• _WHAT IS ASKED_
Within the listing below, locate all lines containing the word "Laura". Copy each one.

• _THE INPUT_
════════

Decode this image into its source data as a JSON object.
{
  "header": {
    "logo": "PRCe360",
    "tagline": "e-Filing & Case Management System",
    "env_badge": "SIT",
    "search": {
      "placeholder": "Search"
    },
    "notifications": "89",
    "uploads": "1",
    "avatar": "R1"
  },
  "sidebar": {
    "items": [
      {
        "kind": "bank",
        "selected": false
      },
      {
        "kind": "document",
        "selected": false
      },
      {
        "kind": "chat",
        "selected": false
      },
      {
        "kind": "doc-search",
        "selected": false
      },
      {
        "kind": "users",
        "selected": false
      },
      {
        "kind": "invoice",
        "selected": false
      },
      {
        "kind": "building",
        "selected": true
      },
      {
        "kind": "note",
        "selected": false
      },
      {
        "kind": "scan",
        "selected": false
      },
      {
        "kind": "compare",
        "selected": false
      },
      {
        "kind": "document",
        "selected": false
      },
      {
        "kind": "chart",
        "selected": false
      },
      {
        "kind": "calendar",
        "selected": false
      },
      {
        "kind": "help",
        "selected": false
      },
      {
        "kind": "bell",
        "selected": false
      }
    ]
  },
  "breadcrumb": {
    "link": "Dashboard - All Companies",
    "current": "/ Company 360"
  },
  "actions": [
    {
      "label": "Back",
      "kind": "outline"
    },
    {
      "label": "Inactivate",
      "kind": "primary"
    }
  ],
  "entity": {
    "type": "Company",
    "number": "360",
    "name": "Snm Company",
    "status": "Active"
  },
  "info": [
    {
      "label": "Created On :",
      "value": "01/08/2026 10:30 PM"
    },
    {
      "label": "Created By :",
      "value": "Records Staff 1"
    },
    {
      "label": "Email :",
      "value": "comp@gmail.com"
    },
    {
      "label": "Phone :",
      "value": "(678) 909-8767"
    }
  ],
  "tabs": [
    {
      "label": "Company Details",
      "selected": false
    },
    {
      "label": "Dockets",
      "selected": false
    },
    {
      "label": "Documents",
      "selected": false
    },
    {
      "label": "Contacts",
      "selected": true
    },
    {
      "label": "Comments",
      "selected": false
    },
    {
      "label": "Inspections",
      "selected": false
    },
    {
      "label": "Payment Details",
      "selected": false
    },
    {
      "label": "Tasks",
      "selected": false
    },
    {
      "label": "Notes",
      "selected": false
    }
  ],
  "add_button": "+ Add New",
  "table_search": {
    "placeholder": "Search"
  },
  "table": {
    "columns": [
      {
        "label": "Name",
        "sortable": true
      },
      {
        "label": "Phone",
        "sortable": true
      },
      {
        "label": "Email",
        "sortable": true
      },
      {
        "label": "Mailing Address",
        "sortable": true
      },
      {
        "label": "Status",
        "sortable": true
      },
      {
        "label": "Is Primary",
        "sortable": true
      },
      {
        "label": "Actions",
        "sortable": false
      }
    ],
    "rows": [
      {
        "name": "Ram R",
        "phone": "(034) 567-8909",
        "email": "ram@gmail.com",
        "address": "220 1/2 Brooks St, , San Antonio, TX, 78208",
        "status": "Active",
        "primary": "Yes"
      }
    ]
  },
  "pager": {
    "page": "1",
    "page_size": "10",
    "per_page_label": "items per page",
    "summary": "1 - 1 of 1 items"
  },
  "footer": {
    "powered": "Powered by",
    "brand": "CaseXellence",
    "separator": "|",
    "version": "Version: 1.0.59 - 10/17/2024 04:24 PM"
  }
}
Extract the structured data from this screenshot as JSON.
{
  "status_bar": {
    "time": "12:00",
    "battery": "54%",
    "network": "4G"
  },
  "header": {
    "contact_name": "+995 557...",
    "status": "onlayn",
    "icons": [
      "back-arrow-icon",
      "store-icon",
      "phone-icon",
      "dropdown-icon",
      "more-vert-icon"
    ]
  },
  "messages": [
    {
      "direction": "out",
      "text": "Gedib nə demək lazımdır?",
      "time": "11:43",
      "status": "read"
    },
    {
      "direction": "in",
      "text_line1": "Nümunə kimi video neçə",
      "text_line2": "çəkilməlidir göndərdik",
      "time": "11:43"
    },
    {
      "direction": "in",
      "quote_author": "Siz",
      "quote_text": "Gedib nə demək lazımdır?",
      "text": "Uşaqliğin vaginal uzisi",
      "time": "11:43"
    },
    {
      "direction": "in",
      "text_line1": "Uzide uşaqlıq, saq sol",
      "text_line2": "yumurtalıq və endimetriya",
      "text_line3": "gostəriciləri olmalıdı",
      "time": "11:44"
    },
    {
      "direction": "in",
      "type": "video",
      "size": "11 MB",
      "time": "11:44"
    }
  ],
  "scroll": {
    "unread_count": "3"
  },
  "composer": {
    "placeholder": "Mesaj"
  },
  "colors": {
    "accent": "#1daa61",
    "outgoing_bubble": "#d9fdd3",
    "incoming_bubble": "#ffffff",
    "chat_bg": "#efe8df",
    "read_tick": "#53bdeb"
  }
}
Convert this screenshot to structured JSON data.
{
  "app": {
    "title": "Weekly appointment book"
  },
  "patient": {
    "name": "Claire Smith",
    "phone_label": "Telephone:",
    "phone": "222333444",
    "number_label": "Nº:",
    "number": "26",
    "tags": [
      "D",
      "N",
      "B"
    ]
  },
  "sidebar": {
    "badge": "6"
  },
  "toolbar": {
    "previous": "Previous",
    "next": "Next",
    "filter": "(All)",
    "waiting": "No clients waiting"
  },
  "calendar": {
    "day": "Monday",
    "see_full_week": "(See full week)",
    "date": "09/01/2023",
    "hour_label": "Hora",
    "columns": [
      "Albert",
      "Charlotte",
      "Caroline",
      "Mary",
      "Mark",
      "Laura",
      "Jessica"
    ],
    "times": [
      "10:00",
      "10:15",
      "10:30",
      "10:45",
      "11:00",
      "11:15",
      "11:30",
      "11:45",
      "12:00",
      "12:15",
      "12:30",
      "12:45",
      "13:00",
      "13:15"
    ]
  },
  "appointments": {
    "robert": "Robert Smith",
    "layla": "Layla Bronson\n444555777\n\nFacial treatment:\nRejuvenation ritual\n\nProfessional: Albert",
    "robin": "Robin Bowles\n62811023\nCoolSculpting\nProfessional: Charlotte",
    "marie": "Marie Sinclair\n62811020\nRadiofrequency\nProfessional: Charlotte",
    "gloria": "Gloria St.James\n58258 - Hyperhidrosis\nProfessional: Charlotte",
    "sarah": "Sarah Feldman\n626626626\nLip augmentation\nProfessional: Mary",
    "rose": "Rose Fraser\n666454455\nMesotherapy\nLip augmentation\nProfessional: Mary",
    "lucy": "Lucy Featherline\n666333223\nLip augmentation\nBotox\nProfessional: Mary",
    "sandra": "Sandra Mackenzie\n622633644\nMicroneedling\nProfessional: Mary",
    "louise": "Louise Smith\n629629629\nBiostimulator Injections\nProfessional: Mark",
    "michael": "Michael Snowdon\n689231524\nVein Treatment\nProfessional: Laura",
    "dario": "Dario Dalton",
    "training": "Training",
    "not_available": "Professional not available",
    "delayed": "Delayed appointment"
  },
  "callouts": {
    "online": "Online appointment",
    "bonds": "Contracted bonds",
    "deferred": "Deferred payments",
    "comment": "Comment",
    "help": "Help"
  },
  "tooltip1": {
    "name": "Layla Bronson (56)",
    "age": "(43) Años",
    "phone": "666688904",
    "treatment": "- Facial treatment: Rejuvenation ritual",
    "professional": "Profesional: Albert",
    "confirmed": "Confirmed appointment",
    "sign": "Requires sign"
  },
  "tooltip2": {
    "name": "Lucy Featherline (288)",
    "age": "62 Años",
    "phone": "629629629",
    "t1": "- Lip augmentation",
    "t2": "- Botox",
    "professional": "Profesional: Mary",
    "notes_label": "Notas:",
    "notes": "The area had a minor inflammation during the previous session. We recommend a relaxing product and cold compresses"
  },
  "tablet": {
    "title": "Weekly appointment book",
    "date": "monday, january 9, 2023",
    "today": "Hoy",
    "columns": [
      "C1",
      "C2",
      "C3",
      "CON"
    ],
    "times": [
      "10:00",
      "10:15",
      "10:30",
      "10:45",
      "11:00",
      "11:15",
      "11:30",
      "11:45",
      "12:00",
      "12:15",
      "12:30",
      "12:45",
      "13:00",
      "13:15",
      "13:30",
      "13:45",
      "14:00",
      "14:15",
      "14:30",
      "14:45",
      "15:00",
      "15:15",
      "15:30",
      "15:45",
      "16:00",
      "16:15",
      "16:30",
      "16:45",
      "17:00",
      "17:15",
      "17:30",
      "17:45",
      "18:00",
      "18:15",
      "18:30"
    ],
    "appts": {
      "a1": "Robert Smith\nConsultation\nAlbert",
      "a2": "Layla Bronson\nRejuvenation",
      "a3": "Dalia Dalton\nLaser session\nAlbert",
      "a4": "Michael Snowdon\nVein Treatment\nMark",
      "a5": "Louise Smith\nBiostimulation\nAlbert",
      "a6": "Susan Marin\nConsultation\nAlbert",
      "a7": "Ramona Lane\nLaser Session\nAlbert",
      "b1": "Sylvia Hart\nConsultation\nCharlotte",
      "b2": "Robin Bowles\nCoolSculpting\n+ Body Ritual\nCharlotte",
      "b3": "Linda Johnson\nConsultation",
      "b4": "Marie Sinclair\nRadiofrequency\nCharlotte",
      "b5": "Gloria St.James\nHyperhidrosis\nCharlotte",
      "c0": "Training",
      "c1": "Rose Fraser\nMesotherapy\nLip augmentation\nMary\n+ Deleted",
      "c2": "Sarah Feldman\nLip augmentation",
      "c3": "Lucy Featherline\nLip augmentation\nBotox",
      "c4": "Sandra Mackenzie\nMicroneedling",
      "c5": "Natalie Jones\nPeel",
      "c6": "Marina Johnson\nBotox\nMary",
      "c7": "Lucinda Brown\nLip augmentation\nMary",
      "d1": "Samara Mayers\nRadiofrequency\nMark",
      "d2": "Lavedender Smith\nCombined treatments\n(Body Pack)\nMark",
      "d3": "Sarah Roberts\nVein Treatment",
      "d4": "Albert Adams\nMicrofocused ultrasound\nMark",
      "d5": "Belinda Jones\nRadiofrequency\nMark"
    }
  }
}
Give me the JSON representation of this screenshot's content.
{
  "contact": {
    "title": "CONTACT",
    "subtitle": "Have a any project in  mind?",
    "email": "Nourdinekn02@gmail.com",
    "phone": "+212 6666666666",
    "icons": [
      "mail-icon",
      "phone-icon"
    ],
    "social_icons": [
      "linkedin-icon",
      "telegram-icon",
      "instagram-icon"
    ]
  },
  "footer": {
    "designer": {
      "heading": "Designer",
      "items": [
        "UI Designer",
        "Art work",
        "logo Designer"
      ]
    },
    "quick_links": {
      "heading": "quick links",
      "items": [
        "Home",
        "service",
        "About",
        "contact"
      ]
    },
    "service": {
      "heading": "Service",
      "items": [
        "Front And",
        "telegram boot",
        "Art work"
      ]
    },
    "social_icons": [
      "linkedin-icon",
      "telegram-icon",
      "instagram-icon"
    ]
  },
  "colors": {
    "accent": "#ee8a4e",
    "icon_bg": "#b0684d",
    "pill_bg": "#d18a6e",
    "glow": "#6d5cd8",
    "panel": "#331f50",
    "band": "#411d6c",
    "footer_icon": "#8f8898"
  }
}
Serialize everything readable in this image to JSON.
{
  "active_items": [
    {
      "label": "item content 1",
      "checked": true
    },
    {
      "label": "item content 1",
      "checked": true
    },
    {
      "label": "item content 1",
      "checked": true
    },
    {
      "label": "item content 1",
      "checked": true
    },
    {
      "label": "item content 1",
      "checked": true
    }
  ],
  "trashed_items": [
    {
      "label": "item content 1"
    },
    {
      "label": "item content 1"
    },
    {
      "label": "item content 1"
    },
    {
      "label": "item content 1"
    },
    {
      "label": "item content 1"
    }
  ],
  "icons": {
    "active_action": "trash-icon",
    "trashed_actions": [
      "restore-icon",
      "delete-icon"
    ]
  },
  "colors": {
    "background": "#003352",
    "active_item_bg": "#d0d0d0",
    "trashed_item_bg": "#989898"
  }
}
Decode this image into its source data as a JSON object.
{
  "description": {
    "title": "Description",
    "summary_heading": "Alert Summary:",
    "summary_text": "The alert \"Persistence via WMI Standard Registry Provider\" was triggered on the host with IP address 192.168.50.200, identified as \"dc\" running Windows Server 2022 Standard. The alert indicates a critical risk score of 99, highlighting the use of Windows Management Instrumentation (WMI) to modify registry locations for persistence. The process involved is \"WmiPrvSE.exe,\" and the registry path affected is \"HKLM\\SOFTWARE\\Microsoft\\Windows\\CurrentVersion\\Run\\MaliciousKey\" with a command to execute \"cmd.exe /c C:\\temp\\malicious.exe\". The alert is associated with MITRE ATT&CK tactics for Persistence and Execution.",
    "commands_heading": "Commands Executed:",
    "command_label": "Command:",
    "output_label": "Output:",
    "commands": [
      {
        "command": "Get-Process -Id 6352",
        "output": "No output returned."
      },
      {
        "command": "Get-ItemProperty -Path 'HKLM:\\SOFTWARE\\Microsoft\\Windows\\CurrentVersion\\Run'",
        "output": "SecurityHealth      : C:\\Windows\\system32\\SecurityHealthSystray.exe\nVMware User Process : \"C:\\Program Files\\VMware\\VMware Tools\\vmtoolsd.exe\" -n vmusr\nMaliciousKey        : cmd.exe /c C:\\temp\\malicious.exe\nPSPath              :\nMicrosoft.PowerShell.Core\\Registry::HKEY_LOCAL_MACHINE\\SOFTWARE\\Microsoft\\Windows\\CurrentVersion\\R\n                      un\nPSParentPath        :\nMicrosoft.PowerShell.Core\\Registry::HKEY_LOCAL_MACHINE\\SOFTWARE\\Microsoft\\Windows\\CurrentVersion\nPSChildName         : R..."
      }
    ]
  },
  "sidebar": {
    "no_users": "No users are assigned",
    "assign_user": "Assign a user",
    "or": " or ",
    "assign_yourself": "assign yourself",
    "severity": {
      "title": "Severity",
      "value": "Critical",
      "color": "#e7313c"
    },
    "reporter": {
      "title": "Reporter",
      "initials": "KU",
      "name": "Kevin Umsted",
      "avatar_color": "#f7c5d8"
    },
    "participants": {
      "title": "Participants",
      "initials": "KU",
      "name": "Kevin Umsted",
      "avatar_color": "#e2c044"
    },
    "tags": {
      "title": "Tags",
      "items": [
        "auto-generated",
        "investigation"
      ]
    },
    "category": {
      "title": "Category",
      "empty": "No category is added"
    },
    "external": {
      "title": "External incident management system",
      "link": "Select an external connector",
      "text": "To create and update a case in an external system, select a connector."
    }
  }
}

════════

• _EXERCISE ANSWER_
      "Laura",
    "michael": "Michael Snowdon\n689231524\nVein Treatment\nProfessional: Laura",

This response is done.